=== WHAT YOU ARE ASKED TO DO ===
Exactly reproduce each line of the listing that follows.

=== DATASET EXTRACT ===

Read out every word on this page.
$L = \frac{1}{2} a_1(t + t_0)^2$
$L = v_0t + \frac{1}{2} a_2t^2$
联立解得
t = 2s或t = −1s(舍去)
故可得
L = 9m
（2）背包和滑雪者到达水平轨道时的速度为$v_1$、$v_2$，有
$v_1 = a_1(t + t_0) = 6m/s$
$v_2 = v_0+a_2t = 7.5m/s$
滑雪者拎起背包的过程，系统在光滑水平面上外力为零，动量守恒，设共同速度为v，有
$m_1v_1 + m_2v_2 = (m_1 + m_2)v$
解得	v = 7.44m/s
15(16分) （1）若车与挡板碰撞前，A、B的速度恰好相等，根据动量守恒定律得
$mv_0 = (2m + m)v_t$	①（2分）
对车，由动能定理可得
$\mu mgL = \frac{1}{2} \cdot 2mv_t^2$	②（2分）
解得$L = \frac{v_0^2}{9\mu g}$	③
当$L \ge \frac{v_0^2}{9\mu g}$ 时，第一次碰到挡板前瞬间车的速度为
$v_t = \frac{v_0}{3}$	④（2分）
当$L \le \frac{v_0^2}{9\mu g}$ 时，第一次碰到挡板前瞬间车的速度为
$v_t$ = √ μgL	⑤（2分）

=== SOLUTION ===
Read out every word on this page.
$L = \frac{1}{2} a_1(t + t_0)^2$
$L = v_0t + \frac{1}{2} a_2t^2$
联立解得
t = 2s或t = −1s(舍去)
故可得
L = 9m
（2）背包和滑雪者到达水平轨道时的速度为$v_1$、$v_2$，有
$v_1 = a_1(t + t_0) = 6m/s$
$v_2 = v_0+a_2t = 7.5m/s$
滑雪者拎起背包的过程，系统在光滑水平面上外力为零，动量守恒，设共同速度为v，有
$m_1v_1 + m_2v_2 = (m_1 + m_2)v$
解得	v = 7.44m/s
15(16分) （1）若车与挡板碰撞前，A、B的速度恰好相等，根据动量守恒定律得
$mv_0 = (2m + m)v_t$	①（2分）
对车，由动能定理可得
$\mu mgL = \frac{1}{2} \cdot 2mv_t^2$	②（2分）
解得$L = \frac{v_0^2}{9\mu g}$	③
当$L \ge \frac{v_0^2}{9\mu g}$ 时，第一次碰到挡板前瞬间车的速度为
$v_t = \frac{v_0}{3}$	④（2分）
当$L \le \frac{v_0^2}{9\mu g}$ 时，第一次碰到挡板前瞬间车的速度为
$v_t$ = √ μgL	⑤（2分）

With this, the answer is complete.